> _What you are asked to do_:
Quote the entries word for word. Omit the pictures.

═════ Records supplied

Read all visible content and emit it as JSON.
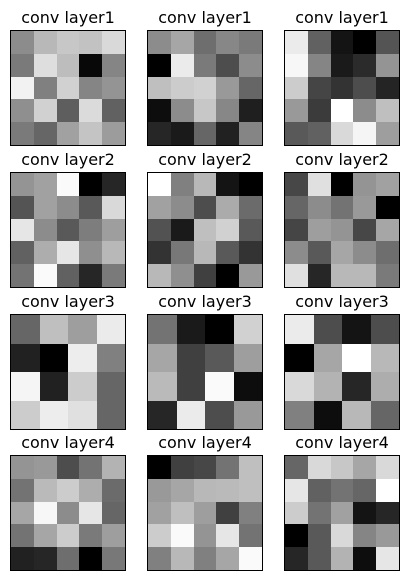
{
  "chart_data": [
    {
      "type": "heatmap",
      "title": "conv layer1",
      "cmap": "gray",
      "values": [
        [
          0.55,
          0.72,
          0.78,
          0.76,
          0.85
        ],
        [
          0.48,
          0.87,
          0.74,
          0.03,
          0.52
        ],
        [
          0.95,
          0.5,
          0.82,
          0.52,
          0.58
        ],
        [
          0.56,
          0.82,
          0.37,
          0.86,
          0.38
        ],
        [
          0.48,
          0.4,
          0.63,
          0.77,
          0.61
        ]
      ]
    },
    {
      "type": "heatmap",
      "title": "conv layer1",
      "cmap": "gray",
      "values": [
        [
          0.55,
          0.65,
          0.43,
          0.53,
          0.48
        ],
        [
          0.0,
          0.92,
          0.48,
          0.3,
          0.55
        ],
        [
          0.75,
          0.8,
          0.82,
          0.6,
          0.4
        ],
        [
          0.05,
          0.55,
          0.78,
          0.53,
          0.12
        ],
        [
          0.15,
          0.1,
          0.4,
          0.13,
          0.52
        ]
      ]
    },
    {
      "type": "heatmap",
      "title": "conv layer1",
      "cmap": "gray",
      "values": [
        [
          0.92,
          0.38,
          0.08,
          0.0,
          0.33
        ],
        [
          0.97,
          0.52,
          0.1,
          0.17,
          0.58
        ],
        [
          0.8,
          0.27,
          0.2,
          0.3,
          0.14
        ],
        [
          0.6,
          0.23,
          1.0,
          0.55,
          0.75
        ],
        [
          0.35,
          0.38,
          0.85,
          0.96,
          0.62
        ]
      ]
    },
    {
      "type": "heatmap",
      "title": "conv layer2",
      "cmap": "gray",
      "values": [
        [
          0.58,
          0.63,
          0.98,
          0.0,
          0.15
        ],
        [
          0.33,
          0.63,
          0.55,
          0.35,
          0.85
        ],
        [
          0.9,
          0.55,
          0.35,
          0.49,
          0.62
        ],
        [
          0.38,
          0.68,
          0.9,
          0.56,
          0.72
        ],
        [
          0.45,
          0.98,
          0.38,
          0.15,
          0.48
        ]
      ]
    },
    {
      "type": "heatmap",
      "title": "conv layer2",
      "cmap": "gray",
      "values": [
        [
          1.0,
          0.5,
          0.72,
          0.08,
          0.0
        ],
        [
          0.63,
          0.55,
          0.3,
          0.67,
          0.42
        ],
        [
          0.32,
          0.1,
          0.75,
          0.82,
          0.35
        ],
        [
          0.2,
          0.47,
          0.72,
          0.35,
          0.2
        ],
        [
          0.72,
          0.56,
          0.25,
          0.0,
          0.6
        ]
      ]
    },
    {
      "type": "heatmap",
      "title": "conv layer2",
      "cmap": "gray",
      "values": [
        [
          0.28,
          0.88,
          0.0,
          0.58,
          0.63
        ],
        [
          0.4,
          0.55,
          0.45,
          0.6,
          0.0
        ],
        [
          0.27,
          0.62,
          0.58,
          0.28,
          0.65
        ],
        [
          0.55,
          0.35,
          0.65,
          0.55,
          0.43
        ],
        [
          0.88,
          0.15,
          0.72,
          0.72,
          0.48
        ]
      ]
    },
    {
      "type": "heatmap",
      "title": "conv layer3",
      "cmap": "gray",
      "values": [
        [
          0.4,
          0.75,
          0.62,
          0.92
        ],
        [
          0.13,
          0.0,
          0.93,
          0.5
        ],
        [
          0.96,
          0.13,
          0.8,
          0.4
        ],
        [
          0.8,
          0.93,
          0.88,
          0.4
        ]
      ]
    },
    {
      "type": "heatmap",
      "title": "conv layer3",
      "cmap": "gray",
      "values": [
        [
          0.45,
          0.1,
          0.0,
          0.82
        ],
        [
          0.65,
          0.25,
          0.35,
          0.62
        ],
        [
          0.73,
          0.25,
          0.98,
          0.05
        ],
        [
          0.15,
          0.92,
          0.3,
          0.6
        ]
      ]
    },
    {
      "type": "heatmap",
      "title": "conv layer3",
      "cmap": "gray",
      "values": [
        [
          0.92,
          0.3,
          0.08,
          0.3
        ],
        [
          0.0,
          0.65,
          1.0,
          0.72
        ],
        [
          0.85,
          0.7,
          0.15,
          0.68
        ],
        [
          0.5,
          0.05,
          0.72,
          0.4
        ]
      ]
    },
    {
      "type": "heatmap",
      "title": "conv layer4",
      "cmap": "gray",
      "values": [
        [
          0.58,
          0.6,
          0.3,
          0.45,
          0.7
        ],
        [
          0.45,
          0.73,
          0.8,
          0.68,
          0.42
        ],
        [
          0.65,
          0.97,
          0.55,
          0.9,
          0.4
        ],
        [
          0.45,
          0.65,
          0.8,
          0.48,
          0.62
        ],
        [
          0.13,
          0.15,
          0.43,
          0.0,
          0.47
        ]
      ]
    },
    {
      "type": "heatmap",
      "title": "conv layer4",
      "cmap": "gray",
      "values": [
        [
          0.0,
          0.25,
          0.28,
          0.45,
          0.75
        ],
        [
          0.6,
          0.65,
          0.72,
          0.73,
          0.75
        ],
        [
          0.63,
          0.75,
          0.62,
          0.25,
          0.5
        ],
        [
          0.8,
          0.98,
          0.58,
          0.9,
          0.45
        ],
        [
          0.5,
          0.72,
          0.5,
          0.65,
          0.98
        ]
      ]
    },
    {
      "type": "heatmap",
      "title": "conv layer4",
      "cmap": "gray",
      "values": [
        [
          0.4,
          0.85,
          0.78,
          0.65,
          0.85
        ],
        [
          0.9,
          0.38,
          0.45,
          0.4,
          1.0
        ],
        [
          0.8,
          0.45,
          0.63,
          0.08,
          0.15
        ],
        [
          0.0,
          0.35,
          0.85,
          0.52,
          0.6
        ],
        [
          0.15,
          0.35,
          0.7,
          0.05,
          0.9
        ]
      ]
    }
  ]
}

══════════

> _Output of the task_:
Read all visible content and emit it as JSON.
{
  "chart_data": [
    {
      "type": "heatmap",
      "title": "conv layer1",
      "cmap": "gray",
      "values": [
        [
          0.55,
          0.72,
          0.78,
          0.76,
          0.85
        ],
        [
          0.48,
          0.87,
          0.74,
          0.03,
          0.52
        ],
        [
          0.95,
          0.5,
          0.82,
          0.52,
          0.58
        ],
        [
          0.56,
          0.82,
          0.37,
          0.86,
          0.38
        ],
        [
          0.48,
          0.4,
          0.63,
          0.77,
          0.61
        ]
      ]
    },
    {
      "type": "heatmap",
      "title": "conv layer1",
      "cmap": "gray",
      "values": [
        [
          0.55,
          0.65,
          0.43,
          0.53,
          0.48
        ],
        [
          0.0,
          0.92,
          0.48,
          0.3,
          0.55
        ],
        [
          0.75,
          0.8,
          0.82,
          0.6,
          0.4
        ],
        [
          0.05,
          0.55,
          0.78,
          0.53,
          0.12
        ],
        [
          0.15,
          0.1,
          0.4,
          0.13,
          0.52
        ]
      ]
    },
    {
      "type": "heatmap",
      "title": "conv layer1",
      "cmap": "gray",
      "values": [
        [
          0.92,
          0.38,
          0.08,
          0.0,
          0.33
        ],
        [
          0.97,
          0.52,
          0.1,
          0.17,
          0.58
        ],
        [
          0.8,
          0.27,
          0.2,
          0.3,
          0.14
        ],
        [
          0.6,
          0.23,
          1.0,
          0.55,
          0.75
        ],
        [
          0.35,
          0.38,
          0.85,
          0.96,
          0.62
        ]
      ]
    },
    {
      "type": "heatmap",
      "title": "conv layer2",
      "cmap": "gray",
      "values": [
        [
          0.58,
          0.63,
          0.98,
          0.0,
          0.15
        ],
        [
          0.33,
          0.63,
          0.55,
          0.35,
          0.85
        ],
        [
          0.9,
          0.55,
          0.35,
          0.49,
          0.62
        ],
        [
          0.38,
          0.68,
          0.9,
          0.56,
          0.72
        ],
        [
          0.45,
          0.98,
          0.38,
          0.15,
          0.48
        ]
      ]
    },
    {
      "type": "heatmap",
      "title": "conv layer2",
      "cmap": "gray",
      "values": [
        [
          1.0,
          0.5,
          0.72,
          0.08,
          0.0
        ],
        [
          0.63,
          0.55,
          0.3,
          0.67,
          0.42
        ],
        [
          0.32,
          0.1,
          0.75,
          0.82,
          0.35
        ],
        [
          0.2,
          0.47,
          0.72,
          0.35,
          0.2
        ],
        [
          0.72,
          0.56,
          0.25,
          0.0,
          0.6
        ]
      ]
    },
    {
      "type": "heatmap",
      "title": "conv layer2",
      "cmap": "gray",
      "values": [
        [
          0.28,
          0.88,
          0.0,
          0.58,
          0.63
        ],
        [
          0.4,
          0.55,
          0.45,
          0.6,
          0.0
        ],
        [
          0.27,
          0.62,
          0.58,
          0.28,
          0.65
        ],
        [
          0.55,
          0.35,
          0.65,
          0.55,
          0.43
        ],
        [
          0.88,
          0.15,
          0.72,
          0.72,
          0.48
        ]
      ]
    },
    {
      "type": "heatmap",
      "title": "conv layer3",
      "cmap": "gray",
      "values": [
        [
          0.4,
          0.75,
          0.62,
          0.92
        ],
        [
          0.13,
          0.0,
          0.93,
          0.5
        ],
        [
          0.96,
          0.13,
          0.8,
          0.4
        ],
        [
          0.8,
          0.93,
          0.88,
          0.4
        ]
      ]
    },
    {
      "type": "heatmap",
      "title": "conv layer3",
      "cmap": "gray",
      "values": [
        [
          0.45,
          0.1,
          0.0,
          0.82
        ],
        [
          0.65,
          0.25,
          0.35,
          0.62
        ],
        [
          0.73,
          0.25,
          0.98,
          0.05
        ],
        [
          0.15,
          0.92,
          0.3,
          0.6
        ]
      ]
    },
    {
      "type": "heatmap",
      "title": "conv layer3",
      "cmap": "gray",
      "values": [
        [
          0.92,
          0.3,
          0.08,
          0.3
        ],
        [
          0.0,
          0.65,
          1.0,
          0.72
        ],
        [
          0.85,
          0.7,
          0.15,
          0.68
        ],
        [
          0.5,
          0.05,
          0.72,
          0.4
        ]
      ]
    },
    {
      "type": "heatmap",
      "title": "conv layer4",
      "cmap": "gray",
      "values": [
        [
          0.58,
          0.6,
          0.3,
          0.45,
          0.7
        ],
        [
          0.45,
          0.73,
          0.8,
          0.68,
          0.42
        ],
        [
          0.65,
          0.97,
          0.55,
          0.9,
          0.4
        ],
        [
          0.45,
          0.65,
          0.8,
          0.48,
          0.62
        ],
        [
          0.13,
          0.15,
          0.43,
          0.0,
          0.47
        ]
      ]
    },
    {
      "type": "heatmap",
      "title": "conv layer4",
      "cmap": "gray",
      "values": [
        [
          0.0,
          0.25,
          0.28,
          0.45,
          0.75
        ],
        [
          0.6,
          0.65,
          0.72,
          0.73,
          0.75
        ],
        [
          0.63,
          0.75,
          0.62,
          0.25,
          0.5
        ],
        [
          0.8,
          0.98,
          0.58,
          0.9,
          0.45
        ],
        [
          0.5,
          0.72,
          0.5,
          0.65,
          0.98
        ]
      ]
    },
    {
      "type": "heatmap",
      "title": "conv layer4",
      "cmap": "gray",
      "values": [
        [
          0.4,
          0.85,
          0.78,
          0.65,
          0.85
        ],
        [
          0.9,
          0.38,
          0.45,
          0.4,
          1.0
        ],
        [
          0.8,
          0.45,
          0.63,
          0.08,
          0.15
        ],
        [
          0.0,
          0.35,
          0.85,
          0.52,
          0.6
        ],
        [
          0.15,
          0.35,
          0.7,
          0.05,
          0.9
        ]
      ]
    }
  ]
}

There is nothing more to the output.